*DATA LINES*
= = = =
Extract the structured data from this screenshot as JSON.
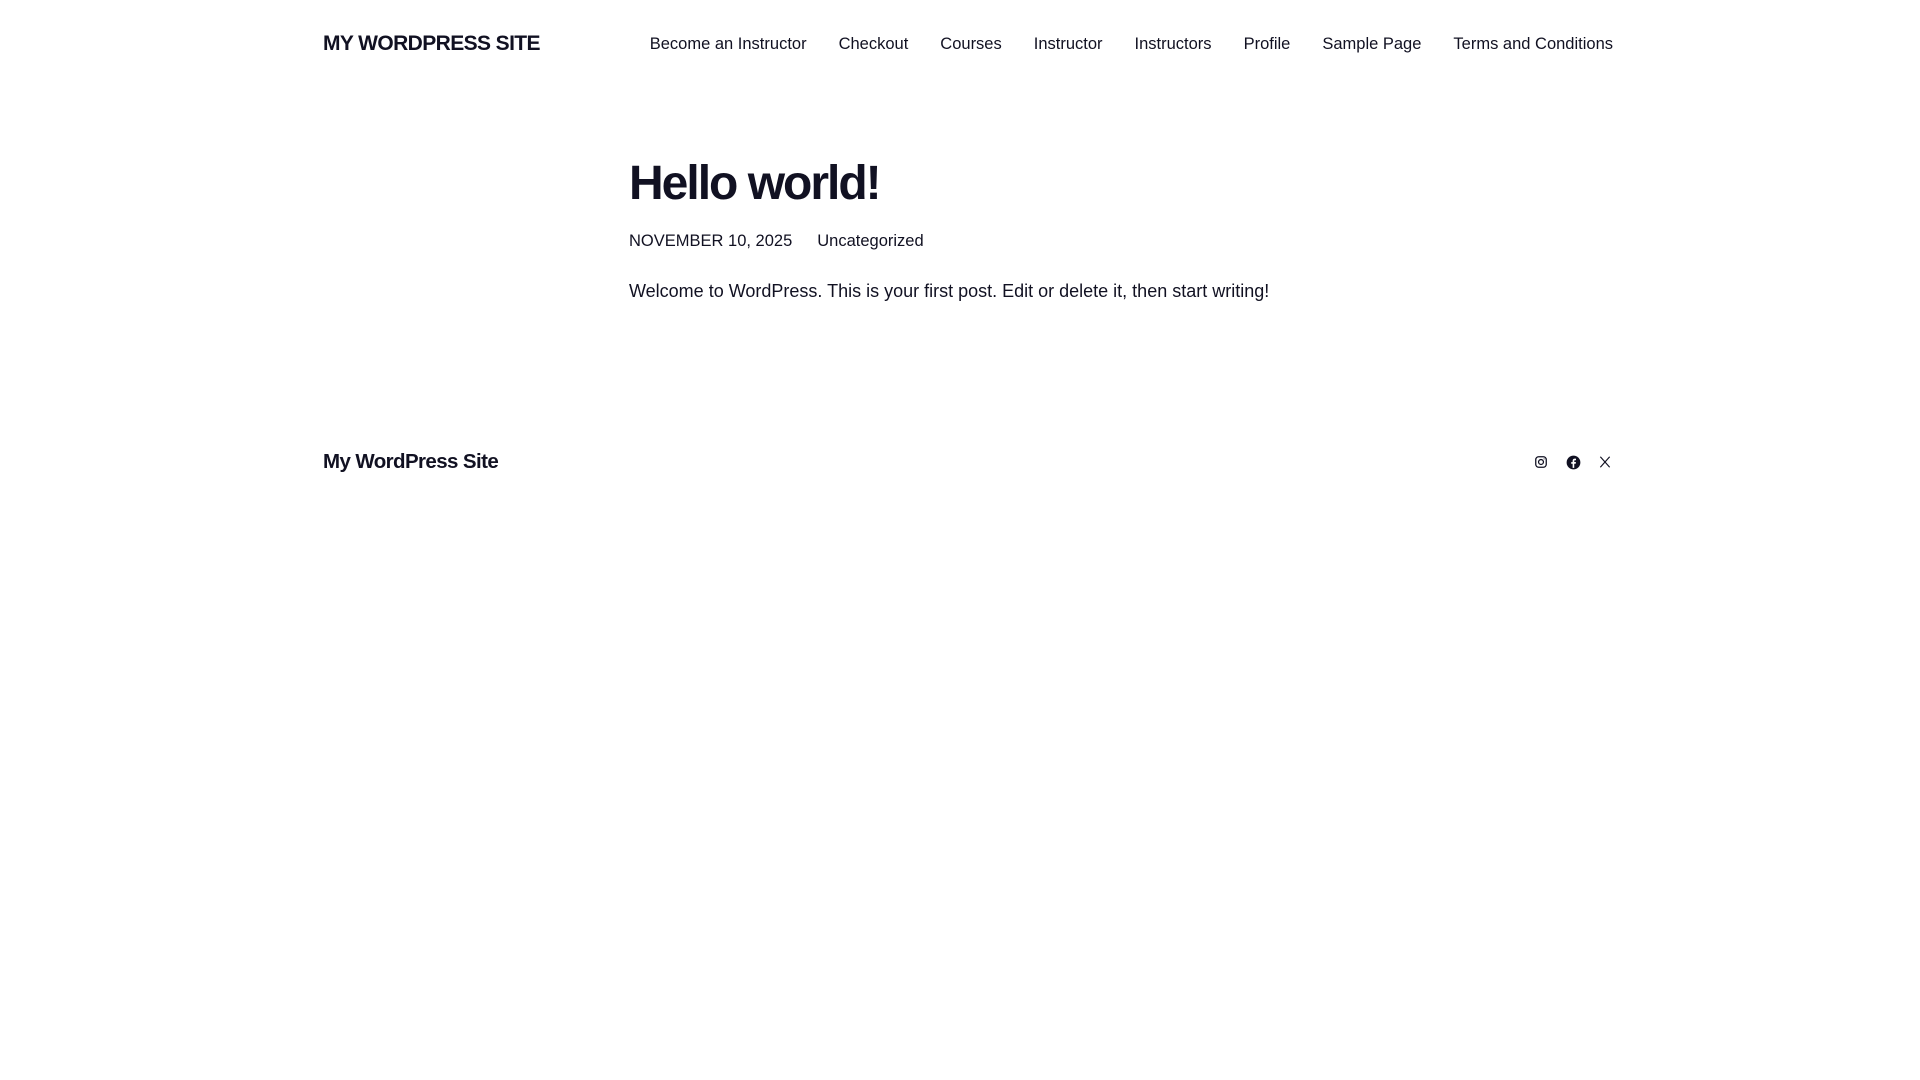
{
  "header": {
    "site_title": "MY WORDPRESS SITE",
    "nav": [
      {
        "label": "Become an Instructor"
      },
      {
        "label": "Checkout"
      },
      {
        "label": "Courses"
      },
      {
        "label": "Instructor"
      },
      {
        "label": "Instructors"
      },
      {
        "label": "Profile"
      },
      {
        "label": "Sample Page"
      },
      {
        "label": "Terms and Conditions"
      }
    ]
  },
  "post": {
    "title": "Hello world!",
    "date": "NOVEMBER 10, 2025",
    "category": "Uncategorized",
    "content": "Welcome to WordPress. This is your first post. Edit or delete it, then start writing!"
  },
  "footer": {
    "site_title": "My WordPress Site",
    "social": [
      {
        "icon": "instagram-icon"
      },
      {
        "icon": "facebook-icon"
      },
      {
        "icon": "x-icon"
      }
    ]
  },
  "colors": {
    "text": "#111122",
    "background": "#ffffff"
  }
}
= = = =
Read the lines above. Gather those in which the string "icon" is found.

        "icon": "instagram-icon"
        "icon": "facebook-icon"
        "icon": "x-icon"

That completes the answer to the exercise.